● EXCERPTED DATA:
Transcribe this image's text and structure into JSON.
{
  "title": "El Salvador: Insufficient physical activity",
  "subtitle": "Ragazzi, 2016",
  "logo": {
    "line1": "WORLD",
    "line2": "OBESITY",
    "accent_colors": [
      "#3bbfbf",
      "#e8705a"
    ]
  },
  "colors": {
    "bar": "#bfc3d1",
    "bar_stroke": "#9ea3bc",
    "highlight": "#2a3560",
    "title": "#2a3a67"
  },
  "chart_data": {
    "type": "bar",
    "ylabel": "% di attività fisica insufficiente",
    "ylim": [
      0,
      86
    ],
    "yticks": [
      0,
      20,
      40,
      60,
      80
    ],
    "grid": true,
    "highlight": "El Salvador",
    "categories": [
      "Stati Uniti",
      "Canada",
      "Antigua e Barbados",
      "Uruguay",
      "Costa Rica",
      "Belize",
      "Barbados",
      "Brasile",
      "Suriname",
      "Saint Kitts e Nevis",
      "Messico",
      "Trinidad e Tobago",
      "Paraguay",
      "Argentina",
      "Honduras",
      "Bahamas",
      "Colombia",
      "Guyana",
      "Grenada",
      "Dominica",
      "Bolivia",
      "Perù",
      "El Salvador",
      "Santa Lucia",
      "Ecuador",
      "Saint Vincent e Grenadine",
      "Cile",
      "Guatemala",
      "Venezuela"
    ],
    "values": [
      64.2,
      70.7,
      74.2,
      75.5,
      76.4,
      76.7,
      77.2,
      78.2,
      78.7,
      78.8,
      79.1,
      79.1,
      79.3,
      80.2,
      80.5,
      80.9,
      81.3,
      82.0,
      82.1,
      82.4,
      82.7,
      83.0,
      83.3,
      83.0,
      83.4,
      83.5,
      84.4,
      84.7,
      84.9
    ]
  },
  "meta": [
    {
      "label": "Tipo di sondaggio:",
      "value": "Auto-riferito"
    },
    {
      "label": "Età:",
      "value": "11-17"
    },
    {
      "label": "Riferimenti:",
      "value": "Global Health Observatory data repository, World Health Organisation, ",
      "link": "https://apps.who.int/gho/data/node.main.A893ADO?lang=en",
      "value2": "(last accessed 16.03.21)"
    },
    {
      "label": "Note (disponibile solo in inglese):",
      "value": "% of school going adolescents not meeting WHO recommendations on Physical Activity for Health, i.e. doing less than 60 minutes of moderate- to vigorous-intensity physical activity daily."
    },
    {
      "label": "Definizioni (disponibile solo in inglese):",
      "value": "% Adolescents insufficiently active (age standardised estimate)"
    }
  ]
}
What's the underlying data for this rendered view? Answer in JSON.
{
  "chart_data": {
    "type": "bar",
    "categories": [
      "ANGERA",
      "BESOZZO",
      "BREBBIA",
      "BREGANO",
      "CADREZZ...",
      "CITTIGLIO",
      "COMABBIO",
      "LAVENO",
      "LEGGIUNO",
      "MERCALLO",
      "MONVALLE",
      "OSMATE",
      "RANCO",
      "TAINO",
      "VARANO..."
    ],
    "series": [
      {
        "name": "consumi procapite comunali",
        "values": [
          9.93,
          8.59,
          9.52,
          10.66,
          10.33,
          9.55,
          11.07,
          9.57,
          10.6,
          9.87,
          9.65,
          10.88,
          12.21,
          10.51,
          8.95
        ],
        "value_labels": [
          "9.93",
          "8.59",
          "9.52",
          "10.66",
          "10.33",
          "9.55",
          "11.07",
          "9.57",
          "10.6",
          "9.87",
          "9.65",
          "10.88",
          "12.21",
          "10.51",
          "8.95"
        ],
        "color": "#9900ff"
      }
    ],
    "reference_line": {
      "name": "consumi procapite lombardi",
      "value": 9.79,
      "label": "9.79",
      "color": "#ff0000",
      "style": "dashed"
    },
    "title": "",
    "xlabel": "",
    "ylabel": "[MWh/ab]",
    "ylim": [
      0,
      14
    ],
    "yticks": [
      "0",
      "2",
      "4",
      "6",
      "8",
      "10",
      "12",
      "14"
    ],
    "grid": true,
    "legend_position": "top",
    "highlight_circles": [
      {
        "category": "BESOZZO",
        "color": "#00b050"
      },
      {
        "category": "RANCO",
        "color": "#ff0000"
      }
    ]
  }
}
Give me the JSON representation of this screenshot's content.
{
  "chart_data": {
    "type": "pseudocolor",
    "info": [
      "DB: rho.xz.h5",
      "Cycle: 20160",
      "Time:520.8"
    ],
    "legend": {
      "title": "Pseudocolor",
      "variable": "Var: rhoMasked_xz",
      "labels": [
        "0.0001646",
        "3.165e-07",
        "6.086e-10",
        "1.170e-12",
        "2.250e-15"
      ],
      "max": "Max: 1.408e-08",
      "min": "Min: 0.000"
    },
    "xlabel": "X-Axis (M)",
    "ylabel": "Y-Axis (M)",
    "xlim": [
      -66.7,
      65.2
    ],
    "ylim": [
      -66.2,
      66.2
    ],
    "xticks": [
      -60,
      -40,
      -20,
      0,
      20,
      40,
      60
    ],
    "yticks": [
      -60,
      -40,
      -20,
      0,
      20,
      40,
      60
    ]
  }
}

● THE PROBLEM: Search the entries for the word "inglese" and copy every line that has it.

● EXERCISE ANSWER:
      "label": "Note (disponibile solo in inglese):",
      "label": "Definizioni (disponibile solo in inglese):",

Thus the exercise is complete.